(Data extracted from a collection)
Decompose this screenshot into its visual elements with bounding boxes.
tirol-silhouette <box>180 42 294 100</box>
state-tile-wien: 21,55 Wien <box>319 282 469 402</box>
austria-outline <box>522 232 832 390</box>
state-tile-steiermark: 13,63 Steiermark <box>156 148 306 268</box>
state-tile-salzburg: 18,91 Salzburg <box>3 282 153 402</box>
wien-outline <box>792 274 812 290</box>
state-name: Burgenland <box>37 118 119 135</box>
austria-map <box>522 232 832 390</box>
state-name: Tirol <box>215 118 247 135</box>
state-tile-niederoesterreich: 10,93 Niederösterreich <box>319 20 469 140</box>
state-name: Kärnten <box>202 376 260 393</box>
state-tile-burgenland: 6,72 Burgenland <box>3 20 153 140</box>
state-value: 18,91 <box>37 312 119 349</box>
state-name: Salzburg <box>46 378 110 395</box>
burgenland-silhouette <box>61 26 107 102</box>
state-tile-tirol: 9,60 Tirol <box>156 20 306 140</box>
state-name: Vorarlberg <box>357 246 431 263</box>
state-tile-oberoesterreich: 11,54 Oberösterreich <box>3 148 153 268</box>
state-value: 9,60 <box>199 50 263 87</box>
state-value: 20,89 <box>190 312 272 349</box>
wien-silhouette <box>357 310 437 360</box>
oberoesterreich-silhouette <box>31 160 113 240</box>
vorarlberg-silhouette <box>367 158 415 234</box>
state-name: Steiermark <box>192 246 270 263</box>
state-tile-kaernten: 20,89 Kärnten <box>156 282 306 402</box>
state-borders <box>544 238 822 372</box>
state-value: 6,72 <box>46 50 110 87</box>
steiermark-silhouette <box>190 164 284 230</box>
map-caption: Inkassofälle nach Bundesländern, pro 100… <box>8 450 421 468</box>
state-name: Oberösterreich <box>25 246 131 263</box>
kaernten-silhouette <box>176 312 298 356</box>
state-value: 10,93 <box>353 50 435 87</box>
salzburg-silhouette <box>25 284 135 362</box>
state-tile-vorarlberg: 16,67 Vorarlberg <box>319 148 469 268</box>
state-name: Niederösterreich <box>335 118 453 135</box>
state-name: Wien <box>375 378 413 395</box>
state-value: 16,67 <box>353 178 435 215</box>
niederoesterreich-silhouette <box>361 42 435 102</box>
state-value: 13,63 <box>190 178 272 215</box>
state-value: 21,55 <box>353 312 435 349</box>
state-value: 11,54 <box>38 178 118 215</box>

Exercise task: Can you reproduce the listing above with every "state-name" replaced by "region-name" and nothing else changed?

Expected answer:
Decompose this screenshot into its visual elements with bounding boxes.
tirol-silhouette <box>180 42 294 100</box>
state-tile-wien: 21,55 Wien <box>319 282 469 402</box>
austria-outline <box>522 232 832 390</box>
state-tile-steiermark: 13,63 Steiermark <box>156 148 306 268</box>
state-tile-salzburg: 18,91 Salzburg <box>3 282 153 402</box>
wien-outline <box>792 274 812 290</box>
region-name: Burgenland <box>37 118 119 135</box>
austria-map <box>522 232 832 390</box>
region-name: Tirol <box>215 118 247 135</box>
state-tile-niederoesterreich: 10,93 Niederösterreich <box>319 20 469 140</box>
region-name: Kärnten <box>202 376 260 393</box>
state-tile-burgenland: 6,72 Burgenland <box>3 20 153 140</box>
state-value: 18,91 <box>37 312 119 349</box>
region-name: Salzburg <box>46 378 110 395</box>
burgenland-silhouette <box>61 26 107 102</box>
state-tile-tirol: 9,60 Tirol <box>156 20 306 140</box>
region-name: Vorarlberg <box>357 246 431 263</box>
state-tile-oberoesterreich: 11,54 Oberösterreich <box>3 148 153 268</box>
state-value: 9,60 <box>199 50 263 87</box>
state-value: 20,89 <box>190 312 272 349</box>
wien-silhouette <box>357 310 437 360</box>
oberoesterreich-silhouette <box>31 160 113 240</box>
vorarlberg-silhouette <box>367 158 415 234</box>
region-name: Steiermark <box>192 246 270 263</box>
state-tile-kaernten: 20,89 Kärnten <box>156 282 306 402</box>
state-borders <box>544 238 822 372</box>
state-value: 6,72 <box>46 50 110 87</box>
steiermark-silhouette <box>190 164 284 230</box>
map-caption: Inkassofälle nach Bundesländern, pro 100… <box>8 450 421 468</box>
region-name: Oberösterreich <box>25 246 131 263</box>
kaernten-silhouette <box>176 312 298 356</box>
state-value: 10,93 <box>353 50 435 87</box>
salzburg-silhouette <box>25 284 135 362</box>
state-tile-vorarlberg: 16,67 Vorarlberg <box>319 148 469 268</box>
region-name: Niederösterreich <box>335 118 453 135</box>
region-name: Wien <box>375 378 413 395</box>
state-value: 16,67 <box>353 178 435 215</box>
niederoesterreich-silhouette <box>361 42 435 102</box>
state-value: 13,63 <box>190 178 272 215</box>
state-value: 21,55 <box>353 312 435 349</box>
state-value: 11,54 <box>38 178 118 215</box>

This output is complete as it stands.